By Nikolai Wansart

The first image that comes up when plugging “sublime” into the Wikimedia Commons search bar is a panoramic view of the Gorges du Tarn, Départment Lozère, southern France, taken from the Point Sublime. The local tourist office asserts the superior scenic quality of this view: “no doubt it is ‘Sublime’.” Only, what does sublime mean? The gorge seems sublime, but why? If we keep reading the office’s description, we learn that the gorge is “grand” and offers a “breathtaking scenic picture”.

While the former attribution might be one of the “kitsch hyperboles” poet David Baker warns the adjective sublime has become, breathtaking offers a concise definition of sublime, or the sublime: the feeling of something evoking an impression that takes your breath away because it leads the mind out of the comprehensibility of the finite towards the infinite – think comedian Eric Wareheim’s pondering of the ultimate fate of the universe which illustrates the overwhelming aspect of an experience of the sublime.

Over time, the sublime had many facets across the humanities: it started as uplifting effect of rhetoric excellence after Longinos’s treatise “On the Sublime”, Edmund Burke found the sublime utterly debilitating, but Kant considered it the spark that ignites the potency of human reason and launches it towards infinity. In the 19th century, the sublime became key to Romantic aesthetics, visualized in paintings of moonlit ruins and uncharted natural splendor.

As the example of the Gorges du Tarn Tourist Office shows, this Romantic sublime is still deeply etched into Western aesthetics. By the end of the 20th century, a postmodern sublime of the “technological incommensurability of instruments and ends” and “bad infinites” that require “management,” which cultural historian Jonathan Bordo references, had arisen: our subjective experiences have become entangled in technological, ecological, and socioeconomic interdependencies.

Photo of the Gorges du Tarn, taken near the point sublime. Creative Commons.

This idea becomes clearer if we take some time to contrast it with the Romantics’ sublime, which briefly takes us back to France. In the opening lines of his poem “Mont Blanc”, Percy Bysshe Shelley praises the Mont Blanc massif as a representative of “the everlasting universe of things” that “flows through the mind” and puts the Romantic beholder into a “trance sublime”. Shelley draws a line between the systems of human experiences and the sublimity that rests in nature, waiting to be tapped by a well-tuned Romantic soul. But today, no such boundary exists. There is no separate, self-sufficient, and self-creating (autopoietic) beyond that puts us in sublime trances. We are an integral part of this system, and this system is an integral part of our lives and collective fate. 

Today, this trance is no longer induced by a shiver of Romantic weltschmerz. It is the opposite; it is a shiver of fears. It is the fear of ecological disaster that, once set into motion, will relentlessly extinguish life as we know it; it is the fear of being economically incapacitated by a capital market that can virtually autonomously decide the values of our very homes; it is a fear of missing out exacerbated by overwhelming and omnipresent social media utopias.

> [GIVEN PROBLEM 1]: According to the essay on the sublime, how did Edmund Burke find the sublime?

> [SUPPLIED MATERIAL]:
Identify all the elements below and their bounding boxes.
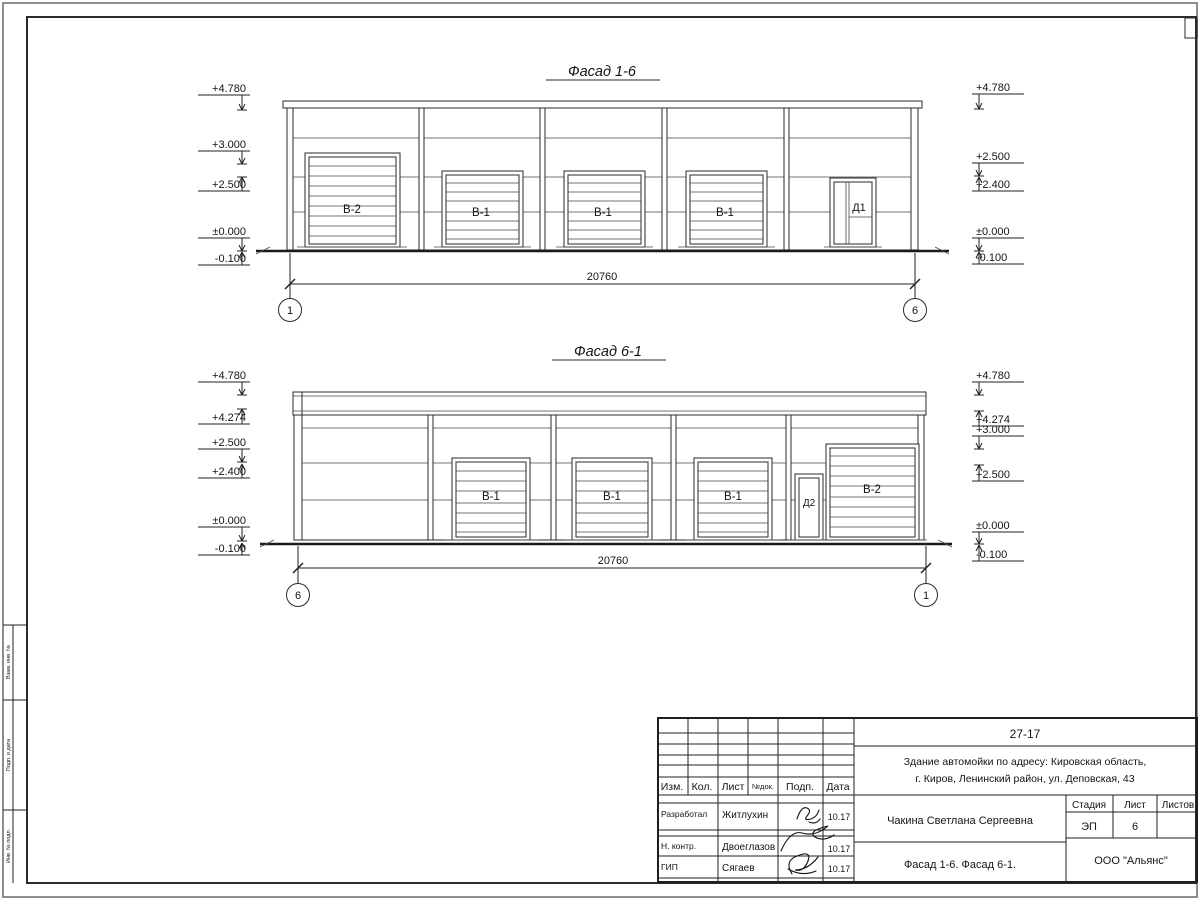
col-data: Дата [826, 781, 849, 793]
elevation-value: ±0.000 [212, 226, 246, 238]
elevation-arrow [972, 532, 1024, 544]
dimension-value: 20760 [598, 555, 629, 567]
signatures [781, 808, 834, 874]
gate-b1-label: В-1 [472, 207, 490, 219]
elevation-value: +2.500 [976, 469, 1010, 481]
row-role: Разработал [661, 809, 707, 819]
axis-number-left: 1 [287, 305, 293, 317]
elevation-arrow [198, 238, 250, 251]
row-name: Житлухин [722, 810, 768, 821]
project-line-1: Здание автомойки по адресу: Кировская об… [904, 756, 1147, 768]
gate-b2-f2: В-2 [826, 444, 919, 540]
col-podp: Подп. [786, 781, 814, 793]
side-stamp: Взам. инв. № Подп. и дата Инв. № подл. [3, 625, 27, 883]
elevation-marks-f1-left: +4.780 +3.000 +2.500 ±0.000 -0.100 [198, 83, 250, 265]
door-d2-label: Д2 [803, 498, 816, 509]
elevation-value: +4.780 [212, 83, 246, 95]
door-d2-f2: Д2 [795, 474, 823, 540]
elevation-value: +2.400 [976, 179, 1010, 191]
mullion [671, 415, 676, 540]
mullion [662, 108, 667, 250]
elevation-value: -0.100 [976, 252, 1007, 264]
elevation-value: +4.780 [976, 82, 1010, 94]
col-kol: Кол. [692, 781, 713, 793]
gate-b1-label: В-1 [724, 491, 742, 503]
gate-b1-label: В-1 [482, 491, 500, 503]
signature-scribble [797, 808, 820, 823]
gate-b1-label: В-1 [594, 207, 612, 219]
author-name: Чакина Светлана Сергеевна [887, 815, 1034, 827]
gate-leaf [309, 157, 396, 244]
row-date: 10.17 [828, 864, 851, 874]
elevation-value: +4.780 [976, 370, 1010, 382]
elevation-value: +4.780 [212, 370, 246, 382]
elevation-value: +2.400 [212, 466, 246, 478]
row-date: 10.17 [828, 812, 851, 822]
gate-b1-f2-3: В-1 [694, 458, 772, 540]
elevation-arrow [198, 527, 250, 541]
axis-number-left: 6 [295, 590, 301, 602]
mullion [540, 108, 545, 250]
stage-label: Стадия [1072, 800, 1106, 811]
gate-b1-f2-2: В-1 [572, 458, 652, 540]
gate-b1-f1-1: В-1 [442, 171, 523, 247]
title-block: Изм. Кол. Лист №док. Подп. Дата Разработ… [658, 718, 1197, 882]
facade-6-1-title: Фасад 6-1 [574, 344, 642, 360]
sheet-number: 6 [1132, 821, 1138, 833]
sheet-canvas: Взам. инв. № Подп. и дата Инв. № подл. Ф… [0, 0, 1200, 900]
gate-b2-label: В-2 [863, 484, 881, 496]
elevation-value: +4.274 [212, 412, 246, 424]
mullion [428, 415, 433, 540]
gate-b1-f1-2: В-1 [564, 171, 645, 247]
col-izm: Изм. [661, 781, 684, 793]
gate-b1-label: В-1 [716, 207, 734, 219]
elevation-arrow [198, 382, 250, 395]
parapet-cap [283, 101, 922, 108]
elevation-value: +2.500 [212, 437, 246, 449]
col-list: Лист [722, 781, 745, 793]
axis-number-right: 1 [923, 590, 929, 602]
signature-scribble [788, 854, 818, 874]
elevation-value: ±0.000 [212, 515, 246, 527]
elevation-marks-f2-right: +4.780 +4.274 +3.000 +2.500 ±0.000 -0.10… [972, 370, 1024, 561]
gate-b1-f2-1: В-1 [452, 458, 530, 540]
parapet-band [293, 392, 926, 415]
row-name: Сягаев [722, 863, 755, 874]
elevation-arrow [972, 94, 1024, 109]
gate-b1-f1-3: В-1 [686, 171, 767, 247]
project-line-2: г. Киров, Ленинский район, ул. Деповская… [915, 773, 1134, 785]
axis-number-right: 6 [912, 305, 918, 317]
doc-number: 27-17 [1010, 727, 1041, 741]
mullion [419, 108, 424, 250]
facade-1-6-title: Фасад 1-6 [568, 64, 637, 80]
mullion [784, 108, 789, 250]
sheet-label: Лист [1124, 800, 1146, 811]
elevation-arrow [198, 95, 250, 110]
elevation-arrow [972, 382, 1024, 395]
gate-b2-f1: В-2 [305, 153, 400, 247]
row-date: 10.17 [828, 844, 851, 854]
elevation-arrow [972, 163, 1024, 176]
sheets-label: Листов [1162, 800, 1195, 811]
ground-f2 [260, 540, 952, 547]
row-role: ГИП [661, 862, 678, 872]
elevation-arrow [198, 449, 250, 462]
door-d1-label: Д1 [852, 202, 866, 214]
elevation-value: +2.500 [212, 179, 246, 191]
elevation-value: ±0.000 [976, 226, 1010, 238]
row-role: Н. контр. [661, 841, 696, 851]
side-stamp-label-1: Взам. инв. № [6, 645, 12, 679]
drawing-title: Фасад 1-6. Фасад 6-1. [904, 859, 1016, 871]
elevation-value: -0.100 [215, 543, 246, 555]
dimension-f1: 20760 1 6 [279, 253, 927, 322]
facade-6-1-drawing: Фасад 6-1 В-1 В-1 [198, 344, 1024, 607]
side-stamp-label-2: Подп. и дата [6, 738, 12, 771]
mullion [551, 415, 556, 540]
drawing-sheet: Взам. инв. № Подп. и дата Инв. № подл. Ф… [0, 0, 1200, 900]
mullion [786, 415, 791, 540]
facade-1-6-drawing: Фасад 1-6 В-2 В-1 [198, 64, 1024, 322]
elevation-value: -0.100 [976, 549, 1007, 561]
elevation-value: +2.500 [976, 151, 1010, 163]
elevation-arrow [972, 238, 1024, 251]
dimension-f2: 20760 6 1 [287, 546, 938, 607]
door-d1-f1: Д1 [830, 178, 876, 247]
company-name: ООО "Альянс" [1094, 855, 1168, 867]
side-stamp-label-3: Инв. № подл. [6, 828, 12, 863]
elevation-value: ±0.000 [976, 520, 1010, 532]
elevation-arrow [198, 151, 250, 164]
elevation-marks-f1-right: +4.780 +2.500 +2.400 ±0.000 -0.100 [972, 82, 1024, 264]
col-ndok: №док. [752, 782, 774, 791]
elevation-value: +3.000 [976, 424, 1010, 436]
gate-b2-label: В-2 [343, 204, 361, 216]
dimension-value: 20760 [587, 271, 618, 283]
gate-b1-label: В-1 [603, 491, 621, 503]
row-name: Двоеглазов [722, 842, 775, 853]
elevation-value: +3.000 [212, 139, 246, 151]
elevation-marks-f2-left: +4.780 +4.274 +2.500 +2.400 ±0.000 -0.10… [198, 370, 250, 555]
elevation-value: -0.100 [215, 253, 246, 265]
stage-value: ЭП [1081, 821, 1097, 833]
elevation-arrow [972, 436, 1024, 449]
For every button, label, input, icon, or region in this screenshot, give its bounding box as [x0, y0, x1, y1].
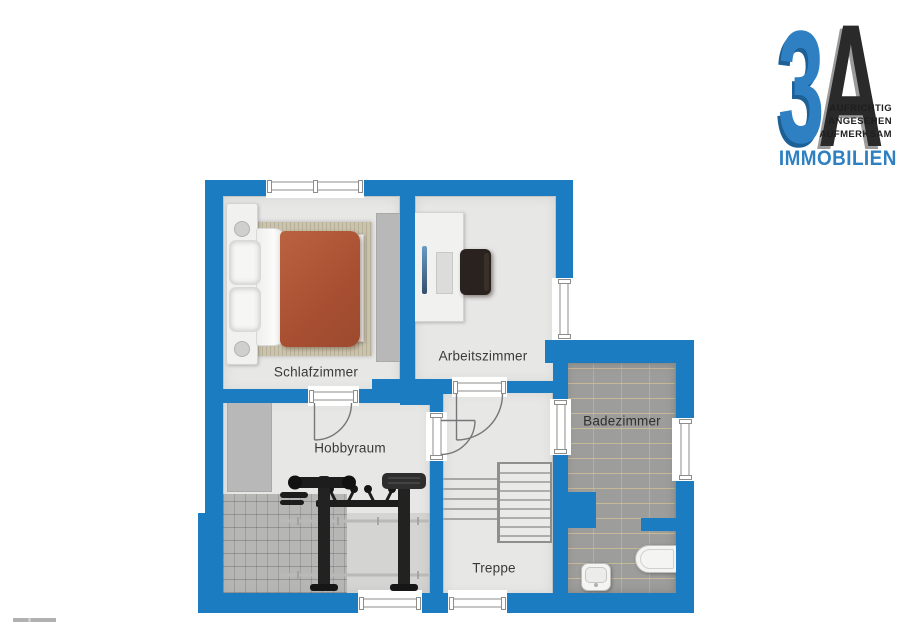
stair-upper-flight — [498, 462, 552, 543]
room-label-bedroom: Schlafzimmer — [274, 365, 358, 380]
logo-number-3: 3 — [778, 7, 824, 167]
roof-slope-tint — [347, 513, 431, 593]
stair-tread — [500, 490, 550, 492]
tagline-line-2: ANGESEHEN — [819, 115, 892, 128]
stair-tread — [500, 472, 550, 474]
floorplan-page: Schlafzimmer Arbeitszimmer Hobbyraum Bad… — [0, 0, 900, 636]
bathtub-rim — [640, 549, 674, 569]
window-mullion — [679, 419, 692, 424]
door-jamb — [554, 400, 567, 405]
window-mullion — [679, 475, 692, 480]
door-hobby-hall — [426, 412, 447, 461]
stair-tread — [443, 498, 498, 500]
door-jamb — [430, 413, 443, 418]
door-hall-bathroom — [550, 399, 571, 455]
window-bathroom-right — [672, 418, 698, 481]
office-chair — [460, 249, 491, 295]
door-jamb — [430, 455, 443, 460]
stair-tread — [500, 517, 550, 519]
window-mullion — [359, 597, 364, 610]
window-mullion — [558, 279, 571, 284]
stair-tread — [500, 526, 550, 528]
stair-tread — [500, 508, 550, 510]
window-frame — [360, 599, 420, 608]
bathtub — [635, 545, 678, 573]
headboard-knob — [234, 221, 250, 237]
door-frame — [454, 383, 505, 392]
window-frame — [450, 599, 505, 608]
window-mullion — [558, 334, 571, 339]
door-frame — [556, 401, 565, 453]
hobby-mat — [227, 402, 272, 492]
roof-slope-hatch — [223, 494, 347, 593]
room-label-hobby: Hobbyraum — [314, 441, 386, 456]
bed-blanket — [280, 231, 360, 347]
door-jamb — [501, 381, 506, 394]
logo-brand-name: IMMOBILIEN — [779, 147, 885, 171]
sink-drain — [594, 583, 598, 587]
wall-left-upper — [205, 180, 223, 513]
door-jamb — [309, 390, 314, 403]
wall-bedroom-office — [400, 196, 415, 382]
window-stairs-bottom — [448, 590, 507, 616]
stair-tread — [500, 481, 550, 483]
stair-tread — [443, 478, 498, 480]
window-frame — [681, 420, 690, 479]
door-jamb — [353, 390, 358, 403]
door-jamb — [453, 381, 458, 394]
window-office-right — [552, 278, 576, 340]
window-frame — [560, 280, 569, 338]
sink-bowl — [585, 567, 607, 583]
chair-backrest — [484, 253, 489, 291]
stair-divider — [497, 462, 499, 543]
door-frame — [432, 414, 441, 459]
stair-tread — [500, 499, 550, 501]
window-mullion — [416, 597, 421, 610]
stair-tread — [443, 488, 498, 490]
logo-tagline: AUFRICHTIG ANGESEHEN AUFMERKSAM — [819, 102, 892, 141]
wall-bathroom-jut-left — [568, 492, 596, 528]
door-office-hall — [452, 377, 507, 397]
door-bedroom-hobby — [308, 386, 359, 406]
wall-bathroom-top — [545, 340, 694, 363]
bed-pillow — [229, 287, 261, 332]
sink — [581, 563, 611, 591]
tagline-line-1: AUFRICHTIG — [819, 102, 892, 115]
stair-tread — [443, 518, 498, 520]
monitor — [422, 246, 427, 294]
wall-top — [205, 180, 573, 196]
wall-office-hall — [503, 381, 556, 393]
stair-tread — [443, 508, 498, 510]
door-frame — [310, 392, 357, 401]
room-label-stairs: Treppe — [472, 561, 515, 576]
window-bedroom-top — [266, 174, 364, 198]
stair-tread — [500, 535, 550, 537]
window-mullion — [501, 597, 506, 610]
desk-papers — [436, 252, 453, 294]
window-mullion — [449, 597, 454, 610]
wardrobe — [376, 213, 401, 362]
bed-pillow — [229, 240, 261, 285]
wall-bathroom-jut-right — [641, 518, 676, 531]
tagline-line-3: AUFMERKSAM — [819, 128, 892, 141]
door-jamb — [554, 449, 567, 454]
room-label-office: Arbeitszimmer — [439, 349, 528, 364]
room-label-bathroom: Badezimmer — [583, 414, 661, 429]
window-hobby-bottom — [358, 590, 422, 616]
window-mullion — [313, 180, 318, 193]
company-logo: 3 A AUFRICHTIG ANGESEHEN AUFMERKSAM IMMO… — [765, 5, 897, 175]
window-mullion — [267, 180, 272, 193]
wall-bottom — [198, 593, 694, 613]
headboard-knob — [234, 341, 250, 357]
window-mullion — [358, 180, 363, 193]
fine-print-watermark — [13, 618, 56, 622]
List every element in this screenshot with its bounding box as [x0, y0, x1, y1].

> [GIVEN PROBLEM 2]: Rewrite only the rows from the line with "stair-upper-flight — [498, 462, 552, 543]" to the line with "door-jamb — [430, 413, 443, 418]", substituting "window-divider" for "window-mullion" and leaving everything else unchanged.

> [WRITTEN REPLY 1]: Utterly debilitating.

> [WRITTEN REPLY 2]:
stair-upper-flight — [498, 462, 552, 543]
room-label-bedroom: Schlafzimmer — [274, 365, 358, 380]
logo-number-3: 3 — [778, 7, 824, 167]
roof-slope-tint — [347, 513, 431, 593]
stair-tread — [500, 490, 550, 492]
tagline-line-2: ANGESEHEN — [819, 115, 892, 128]
stair-tread — [500, 472, 550, 474]
floorplan-page: Schlafzimmer Arbeitszimmer Hobbyraum Bad… — [0, 0, 900, 636]
bathtub-rim — [640, 549, 674, 569]
window-divider — [679, 419, 692, 424]
door-jamb — [554, 400, 567, 405]
window-divider — [679, 475, 692, 480]
door-hobby-hall — [426, 412, 447, 461]
stair-tread — [443, 498, 498, 500]
door-jamb — [430, 413, 443, 418]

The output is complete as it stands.